Give every line of the material again, exactly as written.

※ ※ ※

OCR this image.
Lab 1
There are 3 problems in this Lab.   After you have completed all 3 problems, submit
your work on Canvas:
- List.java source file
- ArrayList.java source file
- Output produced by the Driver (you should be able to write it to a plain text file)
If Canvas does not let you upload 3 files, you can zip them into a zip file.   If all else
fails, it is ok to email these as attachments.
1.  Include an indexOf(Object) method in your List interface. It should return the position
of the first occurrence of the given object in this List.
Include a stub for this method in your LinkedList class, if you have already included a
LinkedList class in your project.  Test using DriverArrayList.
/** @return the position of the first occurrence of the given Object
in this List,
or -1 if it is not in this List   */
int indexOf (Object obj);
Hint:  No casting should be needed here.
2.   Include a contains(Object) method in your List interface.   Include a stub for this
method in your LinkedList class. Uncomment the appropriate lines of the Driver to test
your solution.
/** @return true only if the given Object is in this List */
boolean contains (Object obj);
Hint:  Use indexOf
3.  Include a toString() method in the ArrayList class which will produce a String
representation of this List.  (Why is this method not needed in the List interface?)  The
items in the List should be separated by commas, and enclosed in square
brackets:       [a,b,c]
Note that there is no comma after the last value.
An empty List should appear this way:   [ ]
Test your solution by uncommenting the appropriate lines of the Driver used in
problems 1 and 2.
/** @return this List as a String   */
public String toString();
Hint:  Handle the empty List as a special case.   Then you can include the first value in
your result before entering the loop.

※ ※ ※

■ Full solution ■
OCR this image.
Lab 1
There are 3 problems in this Lab.   After you have completed all 3 problems, submit
your work on Canvas:
- List.java source file
- ArrayList.java source file
- Output produced by the Driver (you should be able to write it to a plain text file)
If Canvas does not let you upload 3 files, you can zip them into a zip file.   If all else
fails, it is ok to email these as attachments.
1.  Include an indexOf(Object) method in your List interface. It should return the position
of the first occurrence of the given object in this List.
Include a stub for this method in your LinkedList class, if you have already included a
LinkedList class in your project.  Test using DriverArrayList.
/** @return the position of the first occurrence of the given Object
in this List,
or -1 if it is not in this List   */
int indexOf (Object obj);
Hint:  No casting should be needed here.
2.   Include a contains(Object) method in your List interface.   Include a stub for this
method in your LinkedList class. Uncomment the appropriate lines of the Driver to test
your solution.
/** @return true only if the given Object is in this List */
boolean contains (Object obj);
Hint:  Use indexOf
3.  Include a toString() method in the ArrayList class which will produce a String
representation of this List.  (Why is this method not needed in the List interface?)  The
items in the List should be separated by commas, and enclosed in square
brackets:       [a,b,c]
Note that there is no comma after the last value.
An empty List should appear this way:   [ ]
Test your solution by uncommenting the appropriate lines of the Driver used in
problems 1 and 2.
/** @return this List as a String   */
public String toString();
Hint:  Handle the empty List as a special case.   Then you can include the first value in
your result before entering the loop.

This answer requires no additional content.